## [Problem to work on]
Print the range of lines that opens with the line containing "Give me the" and closes with the last line of the listing. Include both ends; print nothing more.

## [Material for this exercise]
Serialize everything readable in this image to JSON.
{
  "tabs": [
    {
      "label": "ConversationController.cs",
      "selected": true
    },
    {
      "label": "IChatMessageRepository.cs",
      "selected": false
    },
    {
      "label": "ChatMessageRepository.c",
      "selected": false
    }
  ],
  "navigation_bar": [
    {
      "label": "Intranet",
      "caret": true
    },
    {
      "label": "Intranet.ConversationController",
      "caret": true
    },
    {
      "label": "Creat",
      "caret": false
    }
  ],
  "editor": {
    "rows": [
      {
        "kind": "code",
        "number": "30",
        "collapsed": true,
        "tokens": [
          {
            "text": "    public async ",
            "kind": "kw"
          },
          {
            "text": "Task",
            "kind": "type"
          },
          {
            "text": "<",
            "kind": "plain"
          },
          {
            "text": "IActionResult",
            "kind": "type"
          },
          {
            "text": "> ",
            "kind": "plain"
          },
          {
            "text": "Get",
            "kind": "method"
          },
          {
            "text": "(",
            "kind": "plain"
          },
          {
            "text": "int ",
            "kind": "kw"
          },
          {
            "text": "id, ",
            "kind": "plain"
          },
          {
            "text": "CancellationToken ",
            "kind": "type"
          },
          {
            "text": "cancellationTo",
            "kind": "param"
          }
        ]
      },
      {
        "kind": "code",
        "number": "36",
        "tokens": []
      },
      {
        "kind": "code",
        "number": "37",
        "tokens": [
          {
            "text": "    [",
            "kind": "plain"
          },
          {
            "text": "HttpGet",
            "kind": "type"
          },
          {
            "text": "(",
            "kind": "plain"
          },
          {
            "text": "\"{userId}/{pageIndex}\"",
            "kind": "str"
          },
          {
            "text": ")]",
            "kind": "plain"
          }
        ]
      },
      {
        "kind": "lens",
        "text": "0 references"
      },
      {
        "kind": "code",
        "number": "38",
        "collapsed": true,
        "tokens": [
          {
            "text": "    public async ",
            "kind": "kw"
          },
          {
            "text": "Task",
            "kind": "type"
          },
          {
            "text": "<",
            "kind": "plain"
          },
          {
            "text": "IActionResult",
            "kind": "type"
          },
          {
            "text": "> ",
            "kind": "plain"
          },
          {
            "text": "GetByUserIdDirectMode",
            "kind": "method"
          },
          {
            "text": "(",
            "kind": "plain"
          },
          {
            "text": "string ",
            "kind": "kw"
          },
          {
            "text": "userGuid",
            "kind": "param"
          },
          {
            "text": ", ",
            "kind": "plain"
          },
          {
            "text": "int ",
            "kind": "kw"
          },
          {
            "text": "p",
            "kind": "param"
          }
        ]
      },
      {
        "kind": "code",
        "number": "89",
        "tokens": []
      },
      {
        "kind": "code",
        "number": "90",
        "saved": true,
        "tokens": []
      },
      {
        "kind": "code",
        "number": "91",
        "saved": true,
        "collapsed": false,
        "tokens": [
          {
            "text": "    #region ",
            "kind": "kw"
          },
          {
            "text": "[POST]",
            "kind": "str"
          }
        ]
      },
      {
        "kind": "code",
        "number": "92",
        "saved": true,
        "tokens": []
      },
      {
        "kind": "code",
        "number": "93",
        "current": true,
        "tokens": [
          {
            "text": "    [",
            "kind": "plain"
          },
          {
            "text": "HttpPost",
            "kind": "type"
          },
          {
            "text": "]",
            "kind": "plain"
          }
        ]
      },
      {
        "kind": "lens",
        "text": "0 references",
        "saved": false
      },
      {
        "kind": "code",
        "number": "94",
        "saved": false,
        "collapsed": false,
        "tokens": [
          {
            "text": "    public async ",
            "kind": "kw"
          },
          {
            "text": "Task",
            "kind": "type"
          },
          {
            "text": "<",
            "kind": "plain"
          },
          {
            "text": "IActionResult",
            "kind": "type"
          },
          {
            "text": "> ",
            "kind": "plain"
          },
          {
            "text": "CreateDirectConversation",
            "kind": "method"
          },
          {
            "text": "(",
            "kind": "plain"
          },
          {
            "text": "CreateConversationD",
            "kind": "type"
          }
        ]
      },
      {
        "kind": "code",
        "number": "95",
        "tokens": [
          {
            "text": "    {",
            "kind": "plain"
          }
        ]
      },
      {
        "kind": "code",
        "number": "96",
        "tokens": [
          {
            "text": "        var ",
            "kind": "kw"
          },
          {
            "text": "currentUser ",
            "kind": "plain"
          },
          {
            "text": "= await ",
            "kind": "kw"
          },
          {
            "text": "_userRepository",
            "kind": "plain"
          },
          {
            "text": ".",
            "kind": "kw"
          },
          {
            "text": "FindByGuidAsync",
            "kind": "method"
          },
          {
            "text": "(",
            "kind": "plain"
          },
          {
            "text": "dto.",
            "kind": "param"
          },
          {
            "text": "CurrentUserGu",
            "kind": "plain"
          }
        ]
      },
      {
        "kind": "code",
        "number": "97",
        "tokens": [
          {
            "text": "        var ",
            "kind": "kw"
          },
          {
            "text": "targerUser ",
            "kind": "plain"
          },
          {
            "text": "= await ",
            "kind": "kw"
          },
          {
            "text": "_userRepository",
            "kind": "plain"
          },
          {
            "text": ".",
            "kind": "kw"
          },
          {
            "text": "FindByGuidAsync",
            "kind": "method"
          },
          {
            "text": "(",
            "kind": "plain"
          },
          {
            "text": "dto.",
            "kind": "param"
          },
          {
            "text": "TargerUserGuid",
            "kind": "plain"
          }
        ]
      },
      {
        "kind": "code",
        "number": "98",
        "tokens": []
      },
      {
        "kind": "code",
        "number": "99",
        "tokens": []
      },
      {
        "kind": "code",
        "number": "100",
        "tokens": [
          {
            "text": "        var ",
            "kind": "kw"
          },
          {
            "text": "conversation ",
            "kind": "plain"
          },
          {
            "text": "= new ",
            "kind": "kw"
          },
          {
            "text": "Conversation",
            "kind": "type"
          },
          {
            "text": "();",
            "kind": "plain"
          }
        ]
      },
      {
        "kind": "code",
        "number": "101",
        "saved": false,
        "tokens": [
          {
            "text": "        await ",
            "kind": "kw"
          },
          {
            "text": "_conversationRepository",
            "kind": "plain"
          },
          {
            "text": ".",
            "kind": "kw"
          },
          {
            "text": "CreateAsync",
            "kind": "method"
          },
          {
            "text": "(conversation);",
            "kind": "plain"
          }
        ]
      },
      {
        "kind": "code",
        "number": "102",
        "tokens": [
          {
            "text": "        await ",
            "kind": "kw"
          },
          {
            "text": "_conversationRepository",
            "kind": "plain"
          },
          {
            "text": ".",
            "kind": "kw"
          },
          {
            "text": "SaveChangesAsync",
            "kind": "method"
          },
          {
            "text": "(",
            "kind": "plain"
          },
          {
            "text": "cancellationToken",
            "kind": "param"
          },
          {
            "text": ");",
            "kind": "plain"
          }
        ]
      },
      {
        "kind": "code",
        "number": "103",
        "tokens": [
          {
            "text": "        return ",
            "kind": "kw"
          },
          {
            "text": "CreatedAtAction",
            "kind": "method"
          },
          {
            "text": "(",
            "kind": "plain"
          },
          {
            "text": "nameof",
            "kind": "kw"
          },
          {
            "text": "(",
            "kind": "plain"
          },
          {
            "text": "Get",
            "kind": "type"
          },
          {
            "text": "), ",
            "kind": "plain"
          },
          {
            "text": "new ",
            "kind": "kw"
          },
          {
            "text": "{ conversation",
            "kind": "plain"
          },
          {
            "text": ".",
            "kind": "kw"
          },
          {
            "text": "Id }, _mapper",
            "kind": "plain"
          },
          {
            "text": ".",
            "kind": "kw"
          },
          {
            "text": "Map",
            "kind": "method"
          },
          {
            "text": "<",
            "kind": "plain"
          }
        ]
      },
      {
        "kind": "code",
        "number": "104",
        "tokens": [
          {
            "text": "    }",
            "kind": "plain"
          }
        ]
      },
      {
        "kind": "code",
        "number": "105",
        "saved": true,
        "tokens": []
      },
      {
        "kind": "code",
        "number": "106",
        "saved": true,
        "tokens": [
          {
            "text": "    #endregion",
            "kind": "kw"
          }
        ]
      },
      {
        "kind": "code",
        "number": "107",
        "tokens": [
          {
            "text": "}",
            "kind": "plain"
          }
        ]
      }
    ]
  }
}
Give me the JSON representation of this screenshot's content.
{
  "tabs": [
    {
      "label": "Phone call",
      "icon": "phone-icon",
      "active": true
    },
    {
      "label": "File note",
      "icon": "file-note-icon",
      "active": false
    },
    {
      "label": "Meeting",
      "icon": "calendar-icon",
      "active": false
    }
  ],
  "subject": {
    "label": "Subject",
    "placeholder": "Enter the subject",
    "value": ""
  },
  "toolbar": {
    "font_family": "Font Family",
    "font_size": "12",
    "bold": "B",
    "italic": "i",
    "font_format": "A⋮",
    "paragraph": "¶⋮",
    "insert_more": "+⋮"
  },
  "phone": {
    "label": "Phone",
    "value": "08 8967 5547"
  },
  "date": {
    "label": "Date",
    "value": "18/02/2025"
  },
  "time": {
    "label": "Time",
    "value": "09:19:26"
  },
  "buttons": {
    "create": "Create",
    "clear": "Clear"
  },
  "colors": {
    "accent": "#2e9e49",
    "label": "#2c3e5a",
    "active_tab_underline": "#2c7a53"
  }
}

## [Finished exercise]
Give me the JSON representation of this screenshot's content.
{
  "tabs": [
    {
      "label": "Phone call",
      "icon": "phone-icon",
      "active": true
    },
    {
      "label": "File note",
      "icon": "file-note-icon",
      "active": false
    },
    {
      "label": "Meeting",
      "icon": "calendar-icon",
      "active": false
    }
  ],
  "subject": {
    "label": "Subject",
    "placeholder": "Enter the subject",
    "value": ""
  },
  "toolbar": {
    "font_family": "Font Family",
    "font_size": "12",
    "bold": "B",
    "italic": "i",
    "font_format": "A⋮",
    "paragraph": "¶⋮",
    "insert_more": "+⋮"
  },
  "phone": {
    "label": "Phone",
    "value": "08 8967 5547"
  },
  "date": {
    "label": "Date",
    "value": "18/02/2025"
  },
  "time": {
    "label": "Time",
    "value": "09:19:26"
  },
  "buttons": {
    "create": "Create",
    "clear": "Clear"
  },
  "colors": {
    "accent": "#2e9e49",
    "label": "#2c3e5a",
    "active_tab_underline": "#2c7a53"
  }
}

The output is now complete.